▶ Entries from a dataset
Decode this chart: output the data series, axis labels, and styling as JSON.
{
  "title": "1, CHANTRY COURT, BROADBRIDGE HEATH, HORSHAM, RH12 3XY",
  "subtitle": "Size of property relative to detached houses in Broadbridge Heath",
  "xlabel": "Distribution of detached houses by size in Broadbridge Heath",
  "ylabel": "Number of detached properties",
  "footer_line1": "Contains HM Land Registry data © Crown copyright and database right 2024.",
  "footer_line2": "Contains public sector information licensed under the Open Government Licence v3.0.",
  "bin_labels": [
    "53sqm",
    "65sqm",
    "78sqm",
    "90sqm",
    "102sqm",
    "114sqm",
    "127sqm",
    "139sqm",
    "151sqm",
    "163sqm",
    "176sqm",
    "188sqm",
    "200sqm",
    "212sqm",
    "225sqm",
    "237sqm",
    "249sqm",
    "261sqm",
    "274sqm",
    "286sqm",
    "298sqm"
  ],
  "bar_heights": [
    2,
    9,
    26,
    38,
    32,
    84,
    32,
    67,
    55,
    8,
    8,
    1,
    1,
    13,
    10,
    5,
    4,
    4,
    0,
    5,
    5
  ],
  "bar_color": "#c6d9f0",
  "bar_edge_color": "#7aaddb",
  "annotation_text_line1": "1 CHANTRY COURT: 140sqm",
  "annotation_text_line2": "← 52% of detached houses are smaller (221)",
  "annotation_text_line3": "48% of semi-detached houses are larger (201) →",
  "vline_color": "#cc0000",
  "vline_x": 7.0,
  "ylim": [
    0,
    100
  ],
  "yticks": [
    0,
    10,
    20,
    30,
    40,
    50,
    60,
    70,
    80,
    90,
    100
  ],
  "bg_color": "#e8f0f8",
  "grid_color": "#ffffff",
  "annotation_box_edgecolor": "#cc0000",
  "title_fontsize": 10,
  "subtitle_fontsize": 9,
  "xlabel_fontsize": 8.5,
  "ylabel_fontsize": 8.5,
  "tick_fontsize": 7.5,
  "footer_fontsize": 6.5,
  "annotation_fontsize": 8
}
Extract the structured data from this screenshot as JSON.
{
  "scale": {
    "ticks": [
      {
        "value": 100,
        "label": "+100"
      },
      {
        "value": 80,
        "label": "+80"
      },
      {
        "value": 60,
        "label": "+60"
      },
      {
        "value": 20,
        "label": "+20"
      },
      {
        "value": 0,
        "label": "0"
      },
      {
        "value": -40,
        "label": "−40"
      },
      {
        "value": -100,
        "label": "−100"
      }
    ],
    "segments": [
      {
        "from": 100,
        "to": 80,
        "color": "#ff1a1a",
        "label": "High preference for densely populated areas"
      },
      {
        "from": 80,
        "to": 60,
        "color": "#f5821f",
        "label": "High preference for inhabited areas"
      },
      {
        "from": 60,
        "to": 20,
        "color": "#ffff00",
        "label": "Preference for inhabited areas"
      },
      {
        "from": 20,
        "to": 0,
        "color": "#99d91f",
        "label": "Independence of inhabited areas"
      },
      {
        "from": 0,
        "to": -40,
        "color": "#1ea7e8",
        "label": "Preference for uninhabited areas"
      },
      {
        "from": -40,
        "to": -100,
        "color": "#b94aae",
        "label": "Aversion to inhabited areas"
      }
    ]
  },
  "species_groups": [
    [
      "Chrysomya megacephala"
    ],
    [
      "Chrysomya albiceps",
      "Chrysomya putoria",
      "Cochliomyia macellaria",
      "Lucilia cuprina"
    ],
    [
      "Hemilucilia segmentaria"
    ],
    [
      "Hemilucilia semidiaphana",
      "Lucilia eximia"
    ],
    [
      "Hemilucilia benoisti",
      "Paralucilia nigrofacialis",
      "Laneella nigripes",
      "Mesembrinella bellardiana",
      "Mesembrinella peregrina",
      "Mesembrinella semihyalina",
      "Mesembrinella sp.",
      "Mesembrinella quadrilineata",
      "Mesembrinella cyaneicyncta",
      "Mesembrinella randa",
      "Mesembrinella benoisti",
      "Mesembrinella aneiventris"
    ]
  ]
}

▶ PROBLEM
Print the material once more, exactly.

▶ ANSWER IN FULL
Decode this chart: output the data series, axis labels, and styling as JSON.
{
  "title": "1, CHANTRY COURT, BROADBRIDGE HEATH, HORSHAM, RH12 3XY",
  "subtitle": "Size of property relative to detached houses in Broadbridge Heath",
  "xlabel": "Distribution of detached houses by size in Broadbridge Heath",
  "ylabel": "Number of detached properties",
  "footer_line1": "Contains HM Land Registry data © Crown copyright and database right 2024.",
  "footer_line2": "Contains public sector information licensed under the Open Government Licence v3.0.",
  "bin_labels": [
    "53sqm",
    "65sqm",
    "78sqm",
    "90sqm",
    "102sqm",
    "114sqm",
    "127sqm",
    "139sqm",
    "151sqm",
    "163sqm",
    "176sqm",
    "188sqm",
    "200sqm",
    "212sqm",
    "225sqm",
    "237sqm",
    "249sqm",
    "261sqm",
    "274sqm",
    "286sqm",
    "298sqm"
  ],
  "bar_heights": [
    2,
    9,
    26,
    38,
    32,
    84,
    32,
    67,
    55,
    8,
    8,
    1,
    1,
    13,
    10,
    5,
    4,
    4,
    0,
    5,
    5
  ],
  "bar_color": "#c6d9f0",
  "bar_edge_color": "#7aaddb",
  "annotation_text_line1": "1 CHANTRY COURT: 140sqm",
  "annotation_text_line2": "← 52% of detached houses are smaller (221)",
  "annotation_text_line3": "48% of semi-detached houses are larger (201) →",
  "vline_color": "#cc0000",
  "vline_x": 7.0,
  "ylim": [
    0,
    100
  ],
  "yticks": [
    0,
    10,
    20,
    30,
    40,
    50,
    60,
    70,
    80,
    90,
    100
  ],
  "bg_color": "#e8f0f8",
  "grid_color": "#ffffff",
  "annotation_box_edgecolor": "#cc0000",
  "title_fontsize": 10,
  "subtitle_fontsize": 9,
  "xlabel_fontsize": 8.5,
  "ylabel_fontsize": 8.5,
  "tick_fontsize": 7.5,
  "footer_fontsize": 6.5,
  "annotation_fontsize": 8
}
Extract the structured data from this screenshot as JSON.
{
  "scale": {
    "ticks": [
      {
        "value": 100,
        "label": "+100"
      },
      {
        "value": 80,
        "label": "+80"
      },
      {
        "value": 60,
        "label": "+60"
      },
      {
        "value": 20,
        "label": "+20"
      },
      {
        "value": 0,
        "label": "0"
      },
      {
        "value": -40,
        "label": "−40"
      },
      {
        "value": -100,
        "label": "−100"
      }
    ],
    "segments": [
      {
        "from": 100,
        "to": 80,
        "color": "#ff1a1a",
        "label": "High preference for densely populated areas"
      },
      {
        "from": 80,
        "to": 60,
        "color": "#f5821f",
        "label": "High preference for inhabited areas"
      },
      {
        "from": 60,
        "to": 20,
        "color": "#ffff00",
        "label": "Preference for inhabited areas"
      },
      {
        "from": 20,
        "to": 0,
        "color": "#99d91f",
        "label": "Independence of inhabited areas"
      },
      {
        "from": 0,
        "to": -40,
        "color": "#1ea7e8",
        "label": "Preference for uninhabited areas"
      },
      {
        "from": -40,
        "to": -100,
        "color": "#b94aae",
        "label": "Aversion to inhabited areas"
      }
    ]
  },
  "species_groups": [
    [
      "Chrysomya megacephala"
    ],
    [
      "Chrysomya albiceps",
      "Chrysomya putoria",
      "Cochliomyia macellaria",
      "Lucilia cuprina"
    ],
    [
      "Hemilucilia segmentaria"
    ],
    [
      "Hemilucilia semidiaphana",
      "Lucilia eximia"
    ],
    [
      "Hemilucilia benoisti",
      "Paralucilia nigrofacialis",
      "Laneella nigripes",
      "Mesembrinella bellardiana",
      "Mesembrinella peregrina",
      "Mesembrinella semihyalina",
      "Mesembrinella sp.",
      "Mesembrinella quadrilineata",
      "Mesembrinella cyaneicyncta",
      "Mesembrinella randa",
      "Mesembrinella benoisti",
      "Mesembrinella aneiventris"
    ]
  ]
}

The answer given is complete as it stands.